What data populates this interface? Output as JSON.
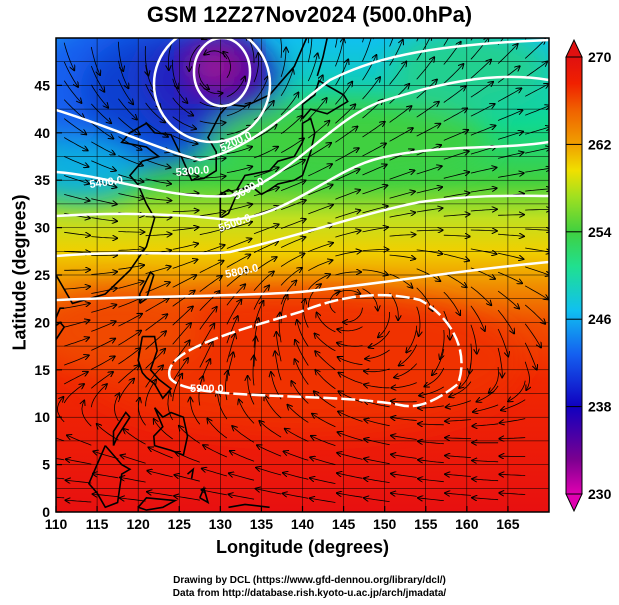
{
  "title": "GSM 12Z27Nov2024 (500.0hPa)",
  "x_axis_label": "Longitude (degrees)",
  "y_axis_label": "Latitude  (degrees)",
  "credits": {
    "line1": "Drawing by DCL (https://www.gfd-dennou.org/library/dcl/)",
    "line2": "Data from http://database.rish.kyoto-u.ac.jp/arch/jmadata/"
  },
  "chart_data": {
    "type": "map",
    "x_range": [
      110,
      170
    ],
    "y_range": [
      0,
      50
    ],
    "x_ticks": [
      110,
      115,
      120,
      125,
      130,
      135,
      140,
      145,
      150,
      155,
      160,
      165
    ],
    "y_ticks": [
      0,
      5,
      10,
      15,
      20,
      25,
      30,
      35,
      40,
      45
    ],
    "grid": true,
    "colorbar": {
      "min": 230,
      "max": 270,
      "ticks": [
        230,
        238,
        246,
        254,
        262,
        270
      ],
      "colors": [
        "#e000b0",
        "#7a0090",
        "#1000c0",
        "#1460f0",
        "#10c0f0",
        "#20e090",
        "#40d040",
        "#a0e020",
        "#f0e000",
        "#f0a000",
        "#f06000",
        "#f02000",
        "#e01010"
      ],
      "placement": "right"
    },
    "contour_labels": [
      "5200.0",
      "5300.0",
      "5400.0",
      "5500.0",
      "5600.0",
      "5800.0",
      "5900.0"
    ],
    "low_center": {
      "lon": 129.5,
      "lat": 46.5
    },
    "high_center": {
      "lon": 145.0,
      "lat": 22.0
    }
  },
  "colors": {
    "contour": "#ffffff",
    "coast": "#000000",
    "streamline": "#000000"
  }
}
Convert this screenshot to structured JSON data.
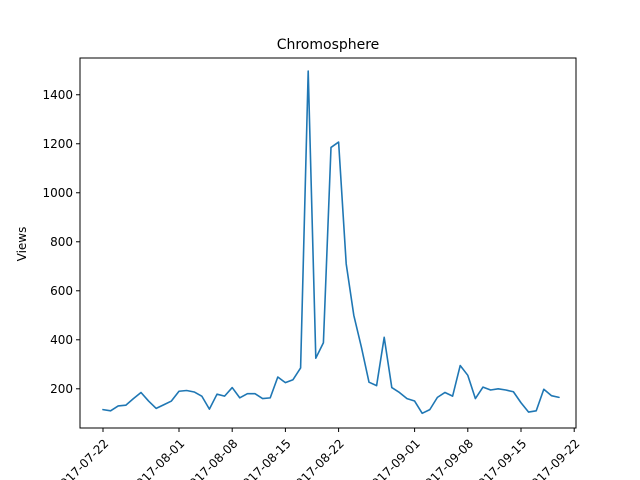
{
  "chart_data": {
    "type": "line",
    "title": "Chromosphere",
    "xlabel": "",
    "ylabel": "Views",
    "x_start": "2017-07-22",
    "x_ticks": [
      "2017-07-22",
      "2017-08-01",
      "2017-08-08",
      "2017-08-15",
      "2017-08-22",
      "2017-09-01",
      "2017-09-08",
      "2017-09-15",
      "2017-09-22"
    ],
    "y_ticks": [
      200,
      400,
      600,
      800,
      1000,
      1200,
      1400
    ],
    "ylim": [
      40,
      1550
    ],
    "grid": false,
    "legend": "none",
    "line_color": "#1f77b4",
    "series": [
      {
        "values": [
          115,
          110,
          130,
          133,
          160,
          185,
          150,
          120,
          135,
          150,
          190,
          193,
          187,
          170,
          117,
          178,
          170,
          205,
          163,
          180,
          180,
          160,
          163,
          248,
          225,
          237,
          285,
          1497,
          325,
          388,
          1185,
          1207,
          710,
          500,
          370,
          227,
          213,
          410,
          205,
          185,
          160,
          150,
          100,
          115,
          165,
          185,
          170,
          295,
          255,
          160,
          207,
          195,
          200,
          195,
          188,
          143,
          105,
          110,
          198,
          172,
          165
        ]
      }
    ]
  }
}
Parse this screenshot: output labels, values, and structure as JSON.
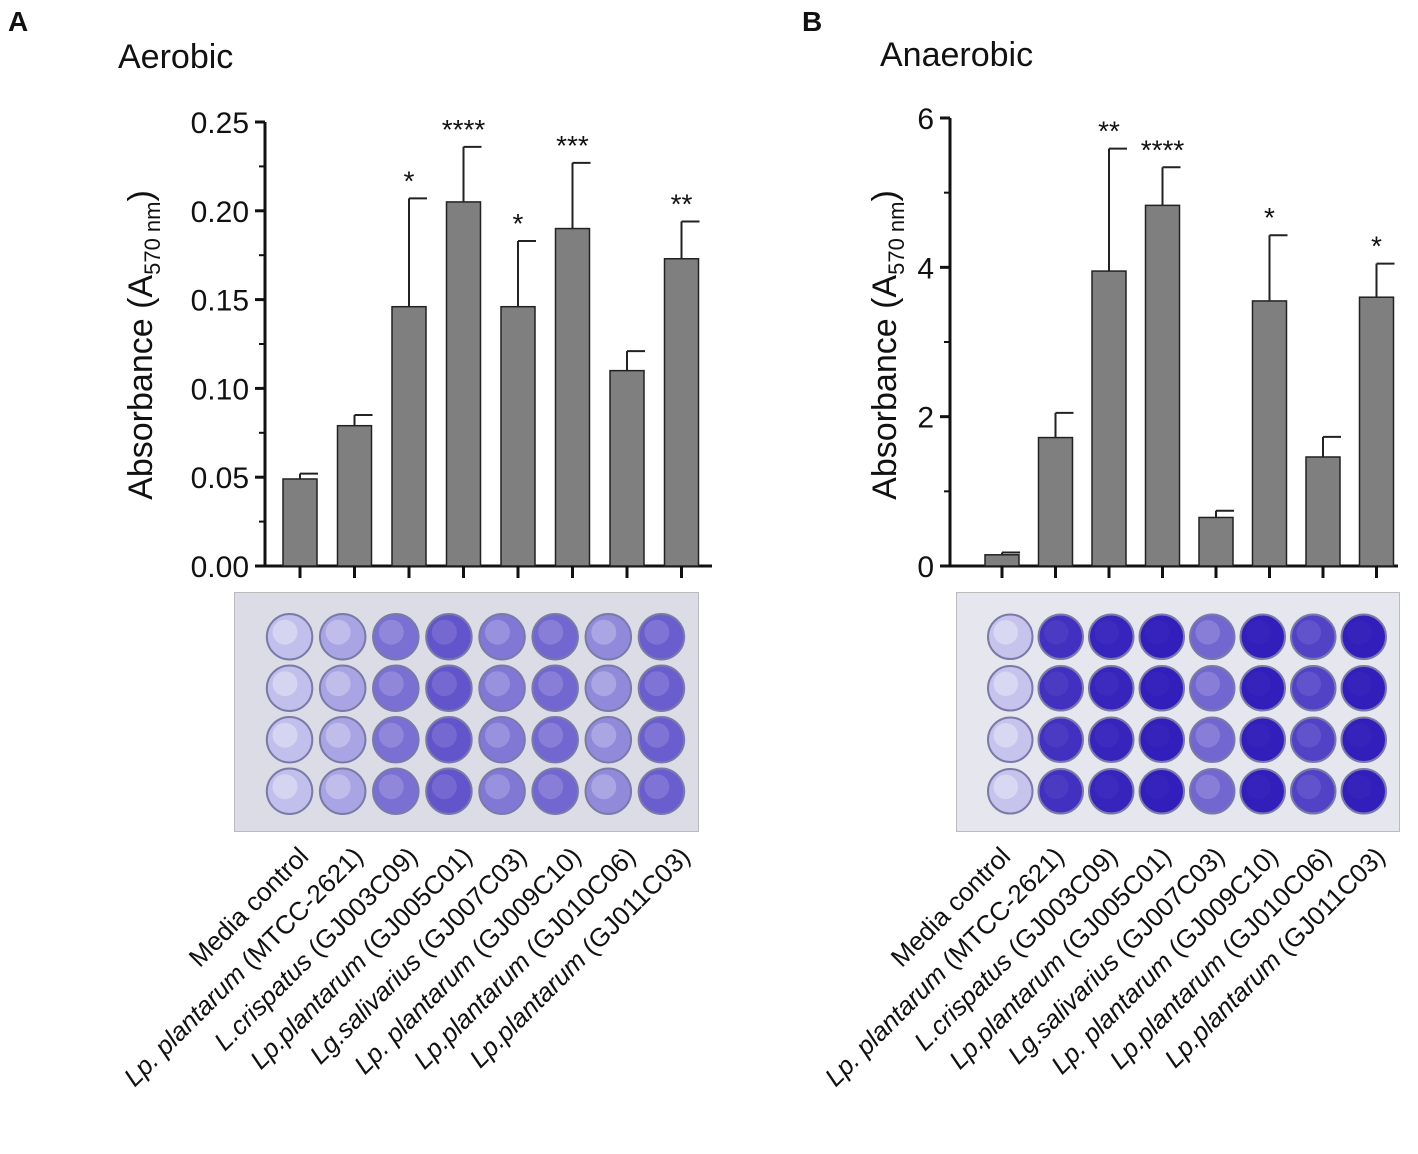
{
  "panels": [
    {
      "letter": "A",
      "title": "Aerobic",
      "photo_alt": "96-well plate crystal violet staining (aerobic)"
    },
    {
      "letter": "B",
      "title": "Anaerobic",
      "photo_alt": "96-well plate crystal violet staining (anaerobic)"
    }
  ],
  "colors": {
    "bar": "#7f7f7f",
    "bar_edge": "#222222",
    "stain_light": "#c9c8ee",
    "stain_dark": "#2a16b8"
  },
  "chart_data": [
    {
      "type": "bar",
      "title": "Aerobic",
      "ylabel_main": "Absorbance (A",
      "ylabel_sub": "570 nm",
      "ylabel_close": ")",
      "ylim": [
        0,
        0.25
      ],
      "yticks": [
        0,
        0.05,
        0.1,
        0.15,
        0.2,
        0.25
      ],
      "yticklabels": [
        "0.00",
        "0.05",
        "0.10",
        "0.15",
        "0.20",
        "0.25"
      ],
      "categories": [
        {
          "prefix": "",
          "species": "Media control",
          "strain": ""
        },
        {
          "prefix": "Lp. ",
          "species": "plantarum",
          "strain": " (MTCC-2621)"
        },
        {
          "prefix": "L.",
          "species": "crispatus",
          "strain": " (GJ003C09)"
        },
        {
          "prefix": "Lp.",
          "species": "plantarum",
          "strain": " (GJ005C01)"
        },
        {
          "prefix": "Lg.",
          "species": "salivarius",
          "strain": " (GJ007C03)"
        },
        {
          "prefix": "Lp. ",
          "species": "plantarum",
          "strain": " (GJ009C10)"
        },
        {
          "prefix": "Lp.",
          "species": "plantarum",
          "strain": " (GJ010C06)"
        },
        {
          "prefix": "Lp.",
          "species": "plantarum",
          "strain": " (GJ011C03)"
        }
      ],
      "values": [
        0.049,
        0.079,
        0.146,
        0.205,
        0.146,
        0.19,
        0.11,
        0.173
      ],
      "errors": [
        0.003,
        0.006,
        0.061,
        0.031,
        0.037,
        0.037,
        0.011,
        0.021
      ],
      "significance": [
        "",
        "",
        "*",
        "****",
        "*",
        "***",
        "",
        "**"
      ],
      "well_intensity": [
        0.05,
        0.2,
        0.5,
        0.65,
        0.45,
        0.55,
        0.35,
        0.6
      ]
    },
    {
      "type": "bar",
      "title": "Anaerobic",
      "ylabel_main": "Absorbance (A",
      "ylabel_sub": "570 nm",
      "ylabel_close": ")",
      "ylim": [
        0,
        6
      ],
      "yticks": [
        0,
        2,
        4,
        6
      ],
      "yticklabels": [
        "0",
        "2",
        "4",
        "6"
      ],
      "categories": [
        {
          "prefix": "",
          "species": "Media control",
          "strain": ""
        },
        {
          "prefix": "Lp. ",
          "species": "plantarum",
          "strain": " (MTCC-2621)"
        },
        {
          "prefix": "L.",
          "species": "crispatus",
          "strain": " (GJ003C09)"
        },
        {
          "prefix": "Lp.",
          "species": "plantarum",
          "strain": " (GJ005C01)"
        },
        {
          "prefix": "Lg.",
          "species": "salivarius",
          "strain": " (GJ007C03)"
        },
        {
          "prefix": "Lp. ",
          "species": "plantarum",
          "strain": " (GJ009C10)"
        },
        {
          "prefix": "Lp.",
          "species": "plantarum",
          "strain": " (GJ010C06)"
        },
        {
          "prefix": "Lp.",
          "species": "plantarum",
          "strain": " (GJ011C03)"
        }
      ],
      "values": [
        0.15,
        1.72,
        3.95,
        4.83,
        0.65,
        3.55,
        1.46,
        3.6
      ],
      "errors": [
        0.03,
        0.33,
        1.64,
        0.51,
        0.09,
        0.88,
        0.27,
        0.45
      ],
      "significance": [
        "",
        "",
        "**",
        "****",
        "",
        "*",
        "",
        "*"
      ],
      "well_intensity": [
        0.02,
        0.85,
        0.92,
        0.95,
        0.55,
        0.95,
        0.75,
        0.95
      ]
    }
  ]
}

_Requirement:_
Copy out the data above exactly, except the pictures.

_Output:_
What data populates this interface? Output as JSON.
{
  "title": "GSM 12Z27Nov2024 (500.0hPa)",
  "x_axis_label": "Longitude (degrees)",
  "y_axis_label": "Latitude  (degrees)",
  "credits": {
    "line1": "Drawing by DCL (https://www.gfd-dennou.org/library/dcl/)",
    "line2": "Data from http://database.rish.kyoto-u.ac.jp/arch/jmadata/"
  },
  "chart_data": {
    "type": "map",
    "x_range": [
      110,
      170
    ],
    "y_range": [
      0,
      50
    ],
    "x_ticks": [
      110,
      115,
      120,
      125,
      130,
      135,
      140,
      145,
      150,
      155,
      160,
      165
    ],
    "y_ticks": [
      0,
      5,
      10,
      15,
      20,
      25,
      30,
      35,
      40,
      45
    ],
    "grid": true,
    "colorbar": {
      "min": 230,
      "max": 270,
      "ticks": [
        230,
        238,
        246,
        254,
        262,
        270
      ],
      "colors": [
        "#e000b0",
        "#7a0090",
        "#1000c0",
        "#1460f0",
        "#10c0f0",
        "#20e090",
        "#40d040",
        "#a0e020",
        "#f0e000",
        "#f0a000",
        "#f06000",
        "#f02000",
        "#e01010"
      ],
      "placement": "right"
    },
    "contour_labels": [
      "5200.0",
      "5300.0",
      "5400.0",
      "5500.0",
      "5600.0",
      "5800.0",
      "5900.0"
    ],
    "low_center": {
      "lon": 129.5,
      "lat": 46.5
    },
    "high_center": {
      "lon": 145.0,
      "lat": 22.0
    }
  },
  "colors": {
    "contour": "#ffffff",
    "coast": "#000000",
    "streamline": "#000000"
  }
}
Convert this screenshot to structured JSON data.
{
  "chart_data": {
    "type": "line",
    "title": "Chromosphere",
    "xlabel": "",
    "ylabel": "Views",
    "x_start": "2017-07-22",
    "x_ticks": [
      "2017-07-22",
      "2017-08-01",
      "2017-08-08",
      "2017-08-15",
      "2017-08-22",
      "2017-09-01",
      "2017-09-08",
      "2017-09-15",
      "2017-09-22"
    ],
    "y_ticks": [
      200,
      400,
      600,
      800,
      1000,
      1200,
      1400
    ],
    "ylim": [
      40,
      1550
    ],
    "grid": false,
    "legend": "none",
    "line_color": "#1f77b4",
    "series": [
      {
        "values": [
          115,
          110,
          130,
          133,
          160,
          185,
          150,
          120,
          135,
          150,
          190,
          193,
          187,
          170,
          117,
          178,
          170,
          205,
          163,
          180,
          180,
          160,
          163,
          248,
          225,
          237,
          285,
          1497,
          325,
          388,
          1185,
          1207,
          710,
          500,
          370,
          227,
          213,
          410,
          205,
          185,
          160,
          150,
          100,
          115,
          165,
          185,
          170,
          295,
          255,
          160,
          207,
          195,
          200,
          195,
          188,
          143,
          105,
          110,
          198,
          172,
          165
        ]
      }
    ]
  }
}
Parse this screenshot: output labels, values, and structure as JSON.
{
  "panels": [
    {
      "letter": "A",
      "title": "Aerobic",
      "photo_alt": "96-well plate crystal violet staining (aerobic)"
    },
    {
      "letter": "B",
      "title": "Anaerobic",
      "photo_alt": "96-well plate crystal violet staining (anaerobic)"
    }
  ],
  "colors": {
    "bar": "#7f7f7f",
    "bar_edge": "#222222",
    "stain_light": "#c9c8ee",
    "stain_dark": "#2a16b8"
  },
  "chart_data": [
    {
      "type": "bar",
      "title": "Aerobic",
      "ylabel_main": "Absorbance (A",
      "ylabel_sub": "570 nm",
      "ylabel_close": ")",
      "ylim": [
        0,
        0.25
      ],
      "yticks": [
        0,
        0.05,
        0.1,
        0.15,
        0.2,
        0.25
      ],
      "yticklabels": [
        "0.00",
        "0.05",
        "0.10",
        "0.15",
        "0.20",
        "0.25"
      ],
      "categories": [
        {
          "prefix": "",
          "species": "Media control",
          "strain": ""
        },
        {
          "prefix": "Lp. ",
          "species": "plantarum",
          "strain": " (MTCC-2621)"
        },
        {
          "prefix": "L.",
          "species": "crispatus",
          "strain": " (GJ003C09)"
        },
        {
          "prefix": "Lp.",
          "species": "plantarum",
          "strain": " (GJ005C01)"
        },
        {
          "prefix": "Lg.",
          "species": "salivarius",
          "strain": " (GJ007C03)"
        },
        {
          "prefix": "Lp. ",
          "species": "plantarum",
          "strain": " (GJ009C10)"
        },
        {
          "prefix": "Lp.",
          "species": "plantarum",
          "strain": " (GJ010C06)"
        },
        {
          "prefix": "Lp.",
          "species": "plantarum",
          "strain": " (GJ011C03)"
        }
      ],
      "values": [
        0.049,
        0.079,
        0.146,
        0.205,
        0.146,
        0.19,
        0.11,
        0.173
      ],
      "errors": [
        0.003,
        0.006,
        0.061,
        0.031,
        0.037,
        0.037,
        0.011,
        0.021
      ],
      "significance": [
        "",
        "",
        "*",
        "****",
        "*",
        "***",
        "",
        "**"
      ],
      "well_intensity": [
        0.05,
        0.2,
        0.5,
        0.65,
        0.45,
        0.55,
        0.35,
        0.6
      ]
    },
    {
      "type": "bar",
      "title": "Anaerobic",
      "ylabel_main": "Absorbance (A",
      "ylabel_sub": "570 nm",
      "ylabel_close": ")",
      "ylim": [
        0,
        6
      ],
      "yticks": [
        0,
        2,
        4,
        6
      ],
      "yticklabels": [
        "0",
        "2",
        "4",
        "6"
      ],
      "categories": [
        {
          "prefix": "",
          "species": "Media control",
          "strain": ""
        },
        {
          "prefix": "Lp. ",
          "species": "plantarum",
          "strain": " (MTCC-2621)"
        },
        {
          "prefix": "L.",
          "species": "crispatus",
          "strain": " (GJ003C09)"
        },
        {
          "prefix": "Lp.",
          "species": "plantarum",
          "strain": " (GJ005C01)"
        },
        {
          "prefix": "Lg.",
          "species": "salivarius",
          "strain": " (GJ007C03)"
        },
        {
          "prefix": "Lp. ",
          "species": "plantarum",
          "strain": " (GJ009C10)"
        },
        {
          "prefix": "Lp.",
          "species": "plantarum",
          "strain": " (GJ010C06)"
        },
        {
          "prefix": "Lp.",
          "species": "plantarum",
          "strain": " (GJ011C03)"
        }
      ],
      "values": [
        0.15,
        1.72,
        3.95,
        4.83,
        0.65,
        3.55,
        1.46,
        3.6
      ],
      "errors": [
        0.03,
        0.33,
        1.64,
        0.51,
        0.09,
        0.88,
        0.27,
        0.45
      ],
      "significance": [
        "",
        "",
        "**",
        "****",
        "",
        "*",
        "",
        "*"
      ],
      "well_intensity": [
        0.02,
        0.85,
        0.92,
        0.95,
        0.55,
        0.95,
        0.75,
        0.95
      ]
    }
  ]
}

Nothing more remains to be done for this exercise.